begin
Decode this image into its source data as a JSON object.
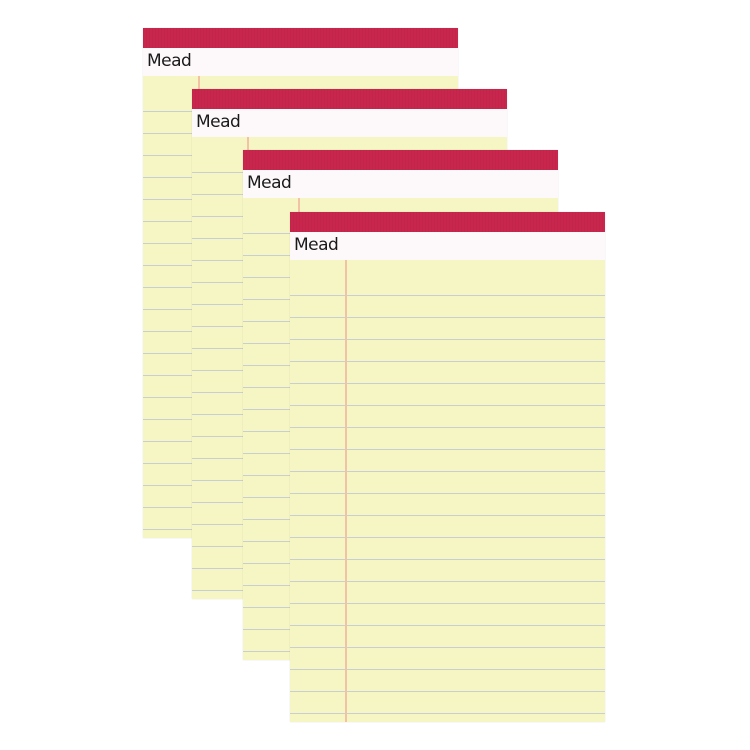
{
  "brand": "Mead",
  "colors": {
    "band": "#c9264d",
    "paper": "#f6f6c4",
    "rule": "#c9cfd0",
    "margin": "#f2c2a6"
  },
  "pads": [
    {
      "logo": "Mead"
    },
    {
      "logo": "Mead"
    },
    {
      "logo": "Mead"
    },
    {
      "logo": "Mead"
    }
  ]
}
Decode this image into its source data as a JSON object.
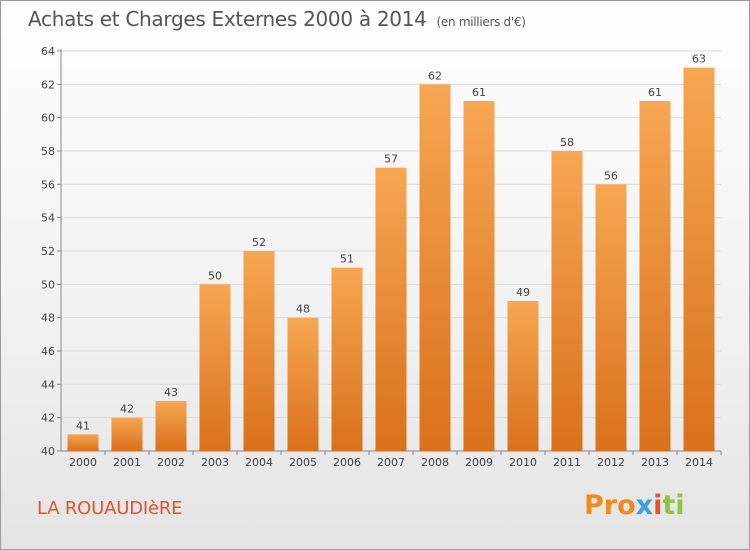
end
Without the images, write out each line of the data verbatim.

Decode this image into its source data as a JSON object.
{
  "brand": "Mead",
  "colors": {
    "band": "#c9264d",
    "paper": "#f6f6c4",
    "rule": "#c9cfd0",
    "margin": "#f2c2a6"
  },
  "pads": [
    {
      "logo": "Mead"
    },
    {
      "logo": "Mead"
    },
    {
      "logo": "Mead"
    },
    {
      "logo": "Mead"
    }
  ]
}
Decode this image into its source data as a JSON object.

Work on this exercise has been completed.